:: SUPPLIED DATA ::
━━━━━━━━━━━━━━━━━━━━
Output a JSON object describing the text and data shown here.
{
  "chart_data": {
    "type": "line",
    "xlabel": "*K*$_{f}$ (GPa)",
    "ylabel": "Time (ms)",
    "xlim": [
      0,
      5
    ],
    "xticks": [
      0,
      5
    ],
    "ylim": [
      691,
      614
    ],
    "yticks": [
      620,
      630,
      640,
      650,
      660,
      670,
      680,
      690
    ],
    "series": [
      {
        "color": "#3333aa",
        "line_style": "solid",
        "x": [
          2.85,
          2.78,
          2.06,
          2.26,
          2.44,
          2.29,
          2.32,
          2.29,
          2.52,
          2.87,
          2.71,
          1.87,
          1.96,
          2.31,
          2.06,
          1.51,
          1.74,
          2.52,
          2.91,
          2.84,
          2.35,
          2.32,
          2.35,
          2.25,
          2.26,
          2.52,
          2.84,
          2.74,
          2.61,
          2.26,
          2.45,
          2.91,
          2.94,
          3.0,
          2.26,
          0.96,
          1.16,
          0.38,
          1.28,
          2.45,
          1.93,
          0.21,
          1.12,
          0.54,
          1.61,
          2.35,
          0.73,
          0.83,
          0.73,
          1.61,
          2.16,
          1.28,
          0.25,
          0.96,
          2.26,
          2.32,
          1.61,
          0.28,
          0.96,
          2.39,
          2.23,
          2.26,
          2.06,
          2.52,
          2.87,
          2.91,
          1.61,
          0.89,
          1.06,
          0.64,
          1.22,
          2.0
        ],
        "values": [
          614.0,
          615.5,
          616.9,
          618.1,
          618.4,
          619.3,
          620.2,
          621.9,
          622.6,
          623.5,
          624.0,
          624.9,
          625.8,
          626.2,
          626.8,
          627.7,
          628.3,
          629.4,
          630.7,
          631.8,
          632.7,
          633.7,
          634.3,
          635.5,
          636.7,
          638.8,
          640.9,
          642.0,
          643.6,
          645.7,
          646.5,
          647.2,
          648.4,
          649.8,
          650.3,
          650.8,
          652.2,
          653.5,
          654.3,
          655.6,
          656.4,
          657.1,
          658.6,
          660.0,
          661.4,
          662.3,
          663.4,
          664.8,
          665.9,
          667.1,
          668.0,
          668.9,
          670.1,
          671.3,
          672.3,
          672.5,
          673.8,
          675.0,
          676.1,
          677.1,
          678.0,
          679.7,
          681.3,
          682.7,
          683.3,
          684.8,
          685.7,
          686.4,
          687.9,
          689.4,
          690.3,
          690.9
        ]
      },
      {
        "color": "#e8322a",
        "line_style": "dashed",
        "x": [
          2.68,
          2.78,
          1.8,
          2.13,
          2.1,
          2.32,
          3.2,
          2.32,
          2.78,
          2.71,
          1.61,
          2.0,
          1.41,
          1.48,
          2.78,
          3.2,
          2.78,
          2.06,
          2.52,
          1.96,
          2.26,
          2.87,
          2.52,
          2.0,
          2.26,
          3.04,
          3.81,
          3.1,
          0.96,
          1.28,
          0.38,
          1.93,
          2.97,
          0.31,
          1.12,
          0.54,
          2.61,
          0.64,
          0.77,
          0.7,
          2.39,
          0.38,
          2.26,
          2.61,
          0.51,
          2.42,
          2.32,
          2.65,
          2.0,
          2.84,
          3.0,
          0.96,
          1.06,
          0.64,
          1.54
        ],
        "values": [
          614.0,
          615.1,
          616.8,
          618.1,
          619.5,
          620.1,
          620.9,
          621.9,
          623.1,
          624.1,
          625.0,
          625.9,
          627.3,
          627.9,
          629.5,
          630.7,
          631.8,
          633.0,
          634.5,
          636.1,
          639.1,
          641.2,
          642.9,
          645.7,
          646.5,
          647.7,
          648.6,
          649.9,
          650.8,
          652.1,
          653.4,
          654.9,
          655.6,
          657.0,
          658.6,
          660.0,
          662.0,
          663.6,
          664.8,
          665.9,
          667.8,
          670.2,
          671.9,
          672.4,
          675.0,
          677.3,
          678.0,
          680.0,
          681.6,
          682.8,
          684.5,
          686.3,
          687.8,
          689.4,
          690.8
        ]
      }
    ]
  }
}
━━━━━━━━━━━━━━━━━━━━
:: STATED PROBLEM ::
Every line above should be printed again exactly as it stands.

:: ANSWER TO THIS EXERCISE ::
Output a JSON object describing the text and data shown here.
{
  "chart_data": {
    "type": "line",
    "xlabel": "*K*$_{f}$ (GPa)",
    "ylabel": "Time (ms)",
    "xlim": [
      0,
      5
    ],
    "xticks": [
      0,
      5
    ],
    "ylim": [
      691,
      614
    ],
    "yticks": [
      620,
      630,
      640,
      650,
      660,
      670,
      680,
      690
    ],
    "series": [
      {
        "color": "#3333aa",
        "line_style": "solid",
        "x": [
          2.85,
          2.78,
          2.06,
          2.26,
          2.44,
          2.29,
          2.32,
          2.29,
          2.52,
          2.87,
          2.71,
          1.87,
          1.96,
          2.31,
          2.06,
          1.51,
          1.74,
          2.52,
          2.91,
          2.84,
          2.35,
          2.32,
          2.35,
          2.25,
          2.26,
          2.52,
          2.84,
          2.74,
          2.61,
          2.26,
          2.45,
          2.91,
          2.94,
          3.0,
          2.26,
          0.96,
          1.16,
          0.38,
          1.28,
          2.45,
          1.93,
          0.21,
          1.12,
          0.54,
          1.61,
          2.35,
          0.73,
          0.83,
          0.73,
          1.61,
          2.16,
          1.28,
          0.25,
          0.96,
          2.26,
          2.32,
          1.61,
          0.28,
          0.96,
          2.39,
          2.23,
          2.26,
          2.06,
          2.52,
          2.87,
          2.91,
          1.61,
          0.89,
          1.06,
          0.64,
          1.22,
          2.0
        ],
        "values": [
          614.0,
          615.5,
          616.9,
          618.1,
          618.4,
          619.3,
          620.2,
          621.9,
          622.6,
          623.5,
          624.0,
          624.9,
          625.8,
          626.2,
          626.8,
          627.7,
          628.3,
          629.4,
          630.7,
          631.8,
          632.7,
          633.7,
          634.3,
          635.5,
          636.7,
          638.8,
          640.9,
          642.0,
          643.6,
          645.7,
          646.5,
          647.2,
          648.4,
          649.8,
          650.3,
          650.8,
          652.2,
          653.5,
          654.3,
          655.6,
          656.4,
          657.1,
          658.6,
          660.0,
          661.4,
          662.3,
          663.4,
          664.8,
          665.9,
          667.1,
          668.0,
          668.9,
          670.1,
          671.3,
          672.3,
          672.5,
          673.8,
          675.0,
          676.1,
          677.1,
          678.0,
          679.7,
          681.3,
          682.7,
          683.3,
          684.8,
          685.7,
          686.4,
          687.9,
          689.4,
          690.3,
          690.9
        ]
      },
      {
        "color": "#e8322a",
        "line_style": "dashed",
        "x": [
          2.68,
          2.78,
          1.8,
          2.13,
          2.1,
          2.32,
          3.2,
          2.32,
          2.78,
          2.71,
          1.61,
          2.0,
          1.41,
          1.48,
          2.78,
          3.2,
          2.78,
          2.06,
          2.52,
          1.96,
          2.26,
          2.87,
          2.52,
          2.0,
          2.26,
          3.04,
          3.81,
          3.1,
          0.96,
          1.28,
          0.38,
          1.93,
          2.97,
          0.31,
          1.12,
          0.54,
          2.61,
          0.64,
          0.77,
          0.7,
          2.39,
          0.38,
          2.26,
          2.61,
          0.51,
          2.42,
          2.32,
          2.65,
          2.0,
          2.84,
          3.0,
          0.96,
          1.06,
          0.64,
          1.54
        ],
        "values": [
          614.0,
          615.1,
          616.8,
          618.1,
          619.5,
          620.1,
          620.9,
          621.9,
          623.1,
          624.1,
          625.0,
          625.9,
          627.3,
          627.9,
          629.5,
          630.7,
          631.8,
          633.0,
          634.5,
          636.1,
          639.1,
          641.2,
          642.9,
          645.7,
          646.5,
          647.7,
          648.6,
          649.9,
          650.8,
          652.1,
          653.4,
          654.9,
          655.6,
          657.0,
          658.6,
          660.0,
          662.0,
          663.6,
          664.8,
          665.9,
          667.8,
          670.2,
          671.9,
          672.4,
          675.0,
          677.3,
          678.0,
          680.0,
          681.6,
          682.8,
          684.5,
          686.3,
          687.8,
          689.4,
          690.8
        ]
      }
    ]
  }
}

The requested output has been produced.